Stored rows.

-- start --

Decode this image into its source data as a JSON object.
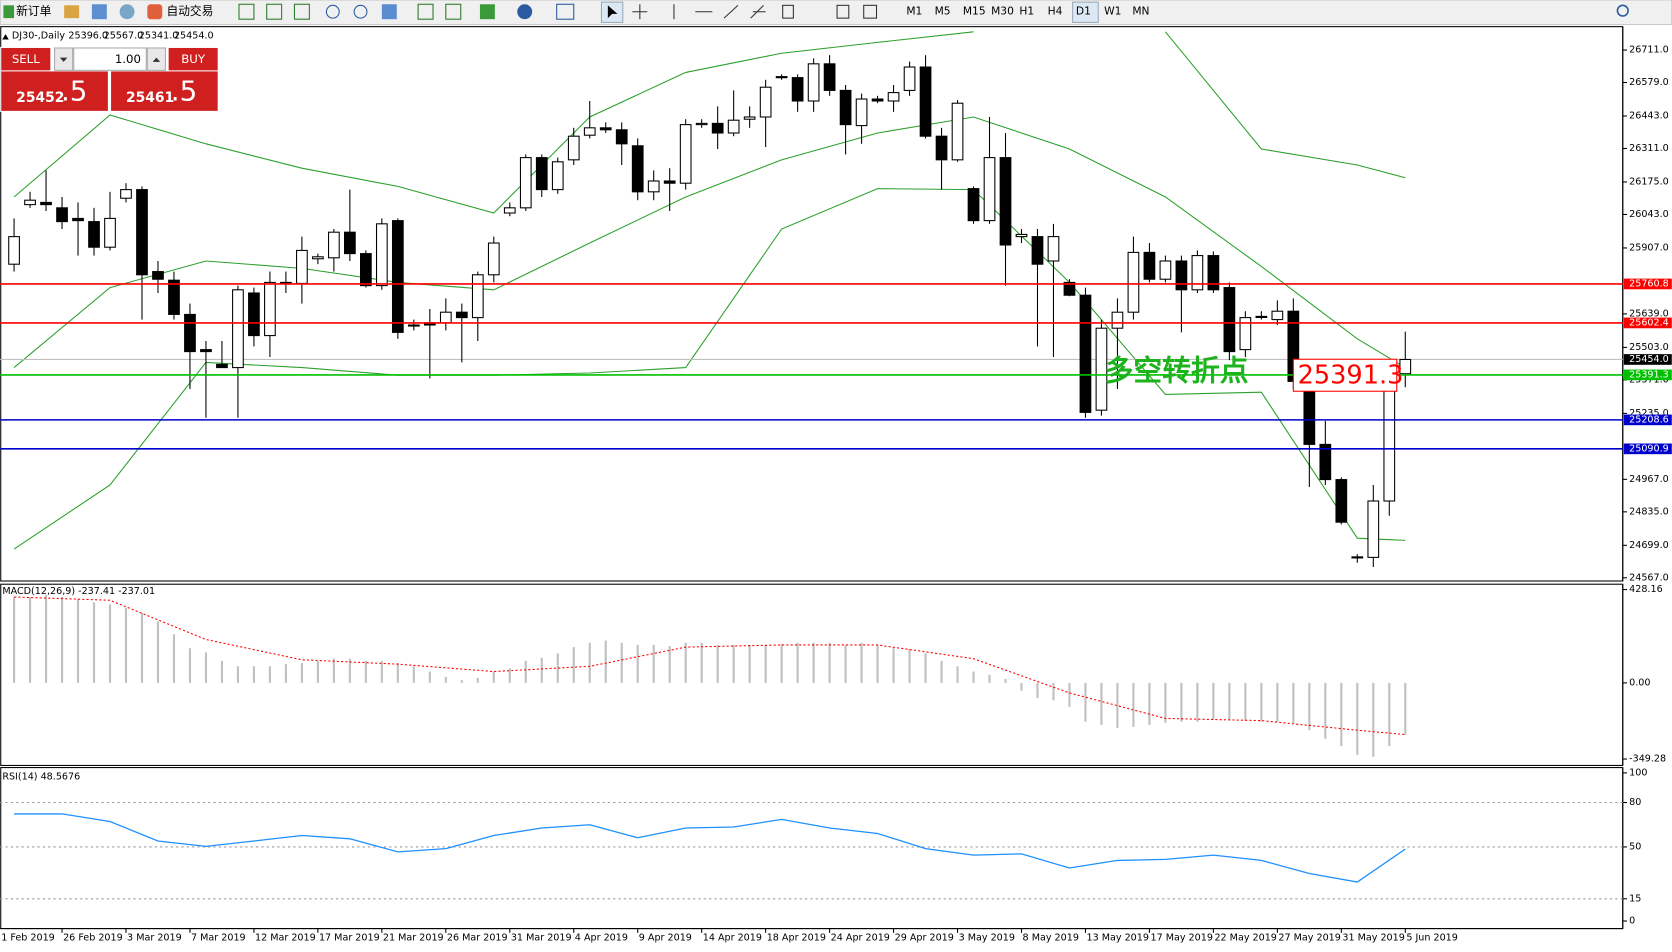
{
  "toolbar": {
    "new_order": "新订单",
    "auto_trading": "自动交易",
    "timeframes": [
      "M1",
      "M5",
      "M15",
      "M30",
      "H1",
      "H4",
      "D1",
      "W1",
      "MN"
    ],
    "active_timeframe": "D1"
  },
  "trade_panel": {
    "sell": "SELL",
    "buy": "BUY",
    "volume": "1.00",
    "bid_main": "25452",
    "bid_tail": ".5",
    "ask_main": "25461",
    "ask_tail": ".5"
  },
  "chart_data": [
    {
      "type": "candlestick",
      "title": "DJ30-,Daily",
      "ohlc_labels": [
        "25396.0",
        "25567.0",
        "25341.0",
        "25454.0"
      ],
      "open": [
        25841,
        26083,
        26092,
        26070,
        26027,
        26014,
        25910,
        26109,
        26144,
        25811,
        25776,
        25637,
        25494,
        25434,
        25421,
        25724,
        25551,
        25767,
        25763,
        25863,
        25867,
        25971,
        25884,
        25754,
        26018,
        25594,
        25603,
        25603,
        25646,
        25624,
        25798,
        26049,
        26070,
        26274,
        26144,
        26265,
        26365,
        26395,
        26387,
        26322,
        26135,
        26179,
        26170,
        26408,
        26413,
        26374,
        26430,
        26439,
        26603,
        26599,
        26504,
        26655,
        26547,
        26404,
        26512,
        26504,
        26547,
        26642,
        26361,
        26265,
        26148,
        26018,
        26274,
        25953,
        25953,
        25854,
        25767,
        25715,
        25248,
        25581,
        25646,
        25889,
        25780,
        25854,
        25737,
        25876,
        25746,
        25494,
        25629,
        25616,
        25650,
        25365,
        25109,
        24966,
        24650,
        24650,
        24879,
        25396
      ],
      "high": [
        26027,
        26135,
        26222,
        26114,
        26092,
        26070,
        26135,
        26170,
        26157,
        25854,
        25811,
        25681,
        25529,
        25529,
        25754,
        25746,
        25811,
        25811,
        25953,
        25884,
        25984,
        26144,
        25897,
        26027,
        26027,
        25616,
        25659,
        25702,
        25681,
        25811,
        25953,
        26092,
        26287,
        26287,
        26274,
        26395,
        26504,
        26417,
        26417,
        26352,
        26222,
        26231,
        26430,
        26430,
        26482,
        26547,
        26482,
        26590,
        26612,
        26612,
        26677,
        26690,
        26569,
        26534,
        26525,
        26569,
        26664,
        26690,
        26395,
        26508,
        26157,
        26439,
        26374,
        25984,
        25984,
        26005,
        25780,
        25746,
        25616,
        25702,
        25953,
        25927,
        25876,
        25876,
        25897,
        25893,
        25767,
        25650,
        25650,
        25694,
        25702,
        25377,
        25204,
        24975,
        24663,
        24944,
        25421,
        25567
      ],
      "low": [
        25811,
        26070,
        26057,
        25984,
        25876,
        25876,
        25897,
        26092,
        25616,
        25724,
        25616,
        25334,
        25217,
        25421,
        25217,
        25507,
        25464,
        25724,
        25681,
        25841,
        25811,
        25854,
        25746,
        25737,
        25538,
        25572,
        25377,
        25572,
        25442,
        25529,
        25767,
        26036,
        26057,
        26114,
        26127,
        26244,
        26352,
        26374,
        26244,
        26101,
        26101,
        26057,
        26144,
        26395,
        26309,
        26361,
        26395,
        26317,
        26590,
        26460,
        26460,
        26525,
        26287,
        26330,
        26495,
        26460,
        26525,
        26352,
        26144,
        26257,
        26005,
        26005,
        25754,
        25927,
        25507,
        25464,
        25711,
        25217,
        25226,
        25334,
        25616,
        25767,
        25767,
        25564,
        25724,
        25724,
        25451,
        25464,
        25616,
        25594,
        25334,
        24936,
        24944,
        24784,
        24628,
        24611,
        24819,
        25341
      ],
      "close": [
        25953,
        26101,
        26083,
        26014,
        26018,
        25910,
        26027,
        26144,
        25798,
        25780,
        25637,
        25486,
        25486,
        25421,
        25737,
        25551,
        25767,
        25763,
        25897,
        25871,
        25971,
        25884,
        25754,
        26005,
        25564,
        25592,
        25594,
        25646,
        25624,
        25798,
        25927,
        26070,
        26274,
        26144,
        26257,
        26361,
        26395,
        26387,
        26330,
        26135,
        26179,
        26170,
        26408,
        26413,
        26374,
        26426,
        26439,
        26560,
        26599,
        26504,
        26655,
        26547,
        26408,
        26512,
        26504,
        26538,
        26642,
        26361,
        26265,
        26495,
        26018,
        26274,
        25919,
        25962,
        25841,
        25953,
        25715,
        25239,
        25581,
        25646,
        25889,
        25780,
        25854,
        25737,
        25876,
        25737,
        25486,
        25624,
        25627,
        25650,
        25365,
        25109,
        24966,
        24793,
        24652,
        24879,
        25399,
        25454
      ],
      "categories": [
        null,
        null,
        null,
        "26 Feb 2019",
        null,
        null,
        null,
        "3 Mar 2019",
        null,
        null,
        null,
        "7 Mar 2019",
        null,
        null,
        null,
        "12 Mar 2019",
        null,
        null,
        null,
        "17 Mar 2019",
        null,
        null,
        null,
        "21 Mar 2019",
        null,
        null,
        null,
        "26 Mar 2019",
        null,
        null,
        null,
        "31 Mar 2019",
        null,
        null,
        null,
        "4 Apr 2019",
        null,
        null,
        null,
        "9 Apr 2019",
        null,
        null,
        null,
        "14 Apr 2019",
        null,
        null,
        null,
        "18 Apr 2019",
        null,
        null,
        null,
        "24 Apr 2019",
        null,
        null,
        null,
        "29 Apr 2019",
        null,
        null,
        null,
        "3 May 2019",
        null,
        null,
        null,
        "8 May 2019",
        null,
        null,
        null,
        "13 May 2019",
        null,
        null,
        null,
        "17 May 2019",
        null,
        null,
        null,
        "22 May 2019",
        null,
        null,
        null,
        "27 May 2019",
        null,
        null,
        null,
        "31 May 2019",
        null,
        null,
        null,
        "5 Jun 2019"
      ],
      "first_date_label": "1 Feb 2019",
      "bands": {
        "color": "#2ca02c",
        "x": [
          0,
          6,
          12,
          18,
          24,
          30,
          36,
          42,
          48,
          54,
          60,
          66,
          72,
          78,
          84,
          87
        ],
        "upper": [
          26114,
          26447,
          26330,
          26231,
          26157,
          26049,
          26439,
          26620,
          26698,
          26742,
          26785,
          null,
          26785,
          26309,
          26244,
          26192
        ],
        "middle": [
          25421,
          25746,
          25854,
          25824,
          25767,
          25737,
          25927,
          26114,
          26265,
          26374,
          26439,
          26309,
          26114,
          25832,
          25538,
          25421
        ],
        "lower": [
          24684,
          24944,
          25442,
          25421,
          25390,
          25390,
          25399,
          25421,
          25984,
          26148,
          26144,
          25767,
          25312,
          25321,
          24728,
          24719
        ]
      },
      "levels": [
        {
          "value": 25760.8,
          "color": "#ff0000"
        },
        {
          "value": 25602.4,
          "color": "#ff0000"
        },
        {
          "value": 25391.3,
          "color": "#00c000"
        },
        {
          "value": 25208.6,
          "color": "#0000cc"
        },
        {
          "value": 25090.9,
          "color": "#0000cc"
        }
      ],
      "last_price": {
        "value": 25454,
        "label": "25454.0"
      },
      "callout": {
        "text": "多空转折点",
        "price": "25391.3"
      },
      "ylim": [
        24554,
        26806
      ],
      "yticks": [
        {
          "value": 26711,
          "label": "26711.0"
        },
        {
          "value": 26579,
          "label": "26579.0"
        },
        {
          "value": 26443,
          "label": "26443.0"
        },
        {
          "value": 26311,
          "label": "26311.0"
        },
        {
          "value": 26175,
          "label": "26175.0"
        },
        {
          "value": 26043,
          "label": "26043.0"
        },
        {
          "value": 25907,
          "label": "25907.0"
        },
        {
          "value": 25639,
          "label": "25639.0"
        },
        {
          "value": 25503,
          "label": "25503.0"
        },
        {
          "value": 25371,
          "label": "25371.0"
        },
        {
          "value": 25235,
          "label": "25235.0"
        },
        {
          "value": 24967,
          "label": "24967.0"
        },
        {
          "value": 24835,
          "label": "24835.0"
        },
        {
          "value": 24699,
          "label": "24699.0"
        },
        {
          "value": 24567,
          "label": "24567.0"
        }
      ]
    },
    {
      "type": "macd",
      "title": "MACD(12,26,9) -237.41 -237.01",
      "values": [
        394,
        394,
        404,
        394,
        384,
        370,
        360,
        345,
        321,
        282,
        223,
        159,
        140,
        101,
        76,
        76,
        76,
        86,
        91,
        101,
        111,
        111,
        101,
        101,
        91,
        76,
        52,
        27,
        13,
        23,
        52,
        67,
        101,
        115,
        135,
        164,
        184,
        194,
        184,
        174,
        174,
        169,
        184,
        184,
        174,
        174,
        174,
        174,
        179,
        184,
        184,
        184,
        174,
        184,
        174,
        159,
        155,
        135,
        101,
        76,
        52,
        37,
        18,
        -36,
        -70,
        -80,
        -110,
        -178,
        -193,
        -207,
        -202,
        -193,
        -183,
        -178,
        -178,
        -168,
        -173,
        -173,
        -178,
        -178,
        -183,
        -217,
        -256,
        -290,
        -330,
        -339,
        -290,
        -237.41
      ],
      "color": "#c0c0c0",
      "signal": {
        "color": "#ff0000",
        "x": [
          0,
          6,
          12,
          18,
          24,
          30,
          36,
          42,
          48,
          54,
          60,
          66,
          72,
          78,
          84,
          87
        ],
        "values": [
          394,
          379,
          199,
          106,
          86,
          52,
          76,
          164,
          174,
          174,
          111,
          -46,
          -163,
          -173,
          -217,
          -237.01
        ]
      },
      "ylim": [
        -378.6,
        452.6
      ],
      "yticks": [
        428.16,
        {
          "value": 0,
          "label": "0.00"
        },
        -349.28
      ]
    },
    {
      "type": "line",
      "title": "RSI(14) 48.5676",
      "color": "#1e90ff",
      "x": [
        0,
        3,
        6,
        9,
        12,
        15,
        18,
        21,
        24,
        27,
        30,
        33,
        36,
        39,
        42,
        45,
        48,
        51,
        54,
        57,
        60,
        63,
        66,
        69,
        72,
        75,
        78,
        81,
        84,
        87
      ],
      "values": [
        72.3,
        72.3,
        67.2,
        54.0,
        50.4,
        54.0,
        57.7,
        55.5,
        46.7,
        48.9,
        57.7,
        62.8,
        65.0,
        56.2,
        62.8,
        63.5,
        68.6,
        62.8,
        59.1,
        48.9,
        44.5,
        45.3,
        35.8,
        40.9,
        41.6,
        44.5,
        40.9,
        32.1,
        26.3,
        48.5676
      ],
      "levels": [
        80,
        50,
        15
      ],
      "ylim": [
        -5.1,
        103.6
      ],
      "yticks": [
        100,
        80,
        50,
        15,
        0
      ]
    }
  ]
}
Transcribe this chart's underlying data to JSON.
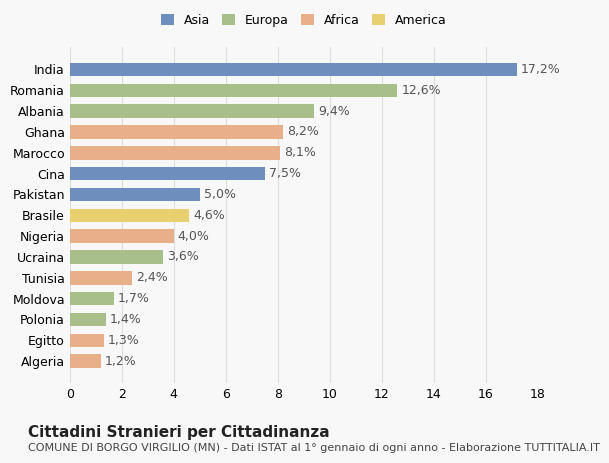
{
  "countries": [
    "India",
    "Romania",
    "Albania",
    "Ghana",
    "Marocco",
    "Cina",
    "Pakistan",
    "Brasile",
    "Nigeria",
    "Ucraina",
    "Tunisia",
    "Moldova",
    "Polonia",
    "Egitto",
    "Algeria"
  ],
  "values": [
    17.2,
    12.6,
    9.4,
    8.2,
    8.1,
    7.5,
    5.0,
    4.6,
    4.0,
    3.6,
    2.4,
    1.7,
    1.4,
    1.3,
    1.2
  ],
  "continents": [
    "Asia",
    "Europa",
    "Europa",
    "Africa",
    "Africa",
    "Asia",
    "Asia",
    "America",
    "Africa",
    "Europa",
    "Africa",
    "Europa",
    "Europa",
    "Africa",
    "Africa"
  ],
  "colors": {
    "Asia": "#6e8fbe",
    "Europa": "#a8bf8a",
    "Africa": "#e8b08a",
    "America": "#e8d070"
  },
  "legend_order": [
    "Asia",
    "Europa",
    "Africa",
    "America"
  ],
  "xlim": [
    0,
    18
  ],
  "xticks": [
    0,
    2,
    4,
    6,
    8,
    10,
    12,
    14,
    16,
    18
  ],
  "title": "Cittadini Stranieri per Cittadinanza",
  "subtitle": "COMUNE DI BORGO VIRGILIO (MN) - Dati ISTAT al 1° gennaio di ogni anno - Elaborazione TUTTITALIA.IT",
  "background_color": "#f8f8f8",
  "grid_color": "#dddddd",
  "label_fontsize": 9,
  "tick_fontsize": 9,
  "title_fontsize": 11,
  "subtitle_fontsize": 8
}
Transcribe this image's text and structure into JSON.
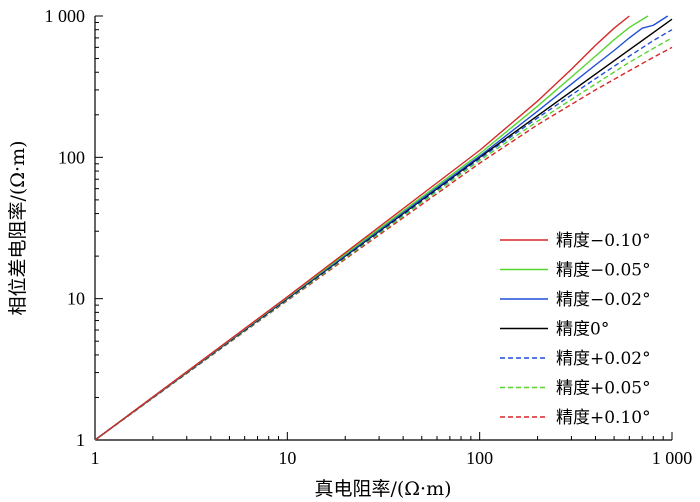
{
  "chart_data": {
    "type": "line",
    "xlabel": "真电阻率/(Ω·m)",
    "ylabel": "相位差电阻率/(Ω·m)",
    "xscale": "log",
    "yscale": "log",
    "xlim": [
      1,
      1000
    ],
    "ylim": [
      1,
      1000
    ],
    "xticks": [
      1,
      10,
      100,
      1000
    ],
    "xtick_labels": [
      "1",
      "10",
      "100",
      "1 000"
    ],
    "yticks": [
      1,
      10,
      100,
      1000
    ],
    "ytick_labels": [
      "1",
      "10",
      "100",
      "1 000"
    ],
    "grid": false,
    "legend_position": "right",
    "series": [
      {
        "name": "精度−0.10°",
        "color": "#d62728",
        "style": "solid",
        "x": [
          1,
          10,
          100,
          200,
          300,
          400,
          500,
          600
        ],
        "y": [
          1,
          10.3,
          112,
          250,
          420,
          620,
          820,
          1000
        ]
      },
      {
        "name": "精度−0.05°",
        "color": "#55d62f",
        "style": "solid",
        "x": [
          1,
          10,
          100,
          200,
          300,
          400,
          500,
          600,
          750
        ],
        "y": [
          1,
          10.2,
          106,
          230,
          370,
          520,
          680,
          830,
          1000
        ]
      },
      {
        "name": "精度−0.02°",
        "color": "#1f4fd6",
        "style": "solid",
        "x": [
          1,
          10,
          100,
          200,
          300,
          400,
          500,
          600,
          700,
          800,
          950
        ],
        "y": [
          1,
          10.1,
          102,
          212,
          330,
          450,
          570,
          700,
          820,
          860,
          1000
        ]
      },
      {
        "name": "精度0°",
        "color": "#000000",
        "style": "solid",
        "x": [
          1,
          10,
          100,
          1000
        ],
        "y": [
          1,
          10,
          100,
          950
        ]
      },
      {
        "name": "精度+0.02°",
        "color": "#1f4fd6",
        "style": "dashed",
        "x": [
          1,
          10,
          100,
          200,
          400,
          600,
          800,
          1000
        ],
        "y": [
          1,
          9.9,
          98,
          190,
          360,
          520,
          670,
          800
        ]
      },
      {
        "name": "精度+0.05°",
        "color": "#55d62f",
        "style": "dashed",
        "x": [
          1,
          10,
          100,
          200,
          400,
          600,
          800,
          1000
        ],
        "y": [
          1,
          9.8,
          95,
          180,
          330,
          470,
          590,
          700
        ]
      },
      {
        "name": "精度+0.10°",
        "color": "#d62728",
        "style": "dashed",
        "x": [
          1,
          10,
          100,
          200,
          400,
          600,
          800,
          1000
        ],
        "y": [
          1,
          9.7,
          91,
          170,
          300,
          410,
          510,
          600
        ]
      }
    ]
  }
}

-- end --

Written request. Scan the material above for the string "into" and report each line where you find it.

Result of this exercise.
Decode this image into its source data as a JSON object.
Transcribe this image's text and structure into JSON.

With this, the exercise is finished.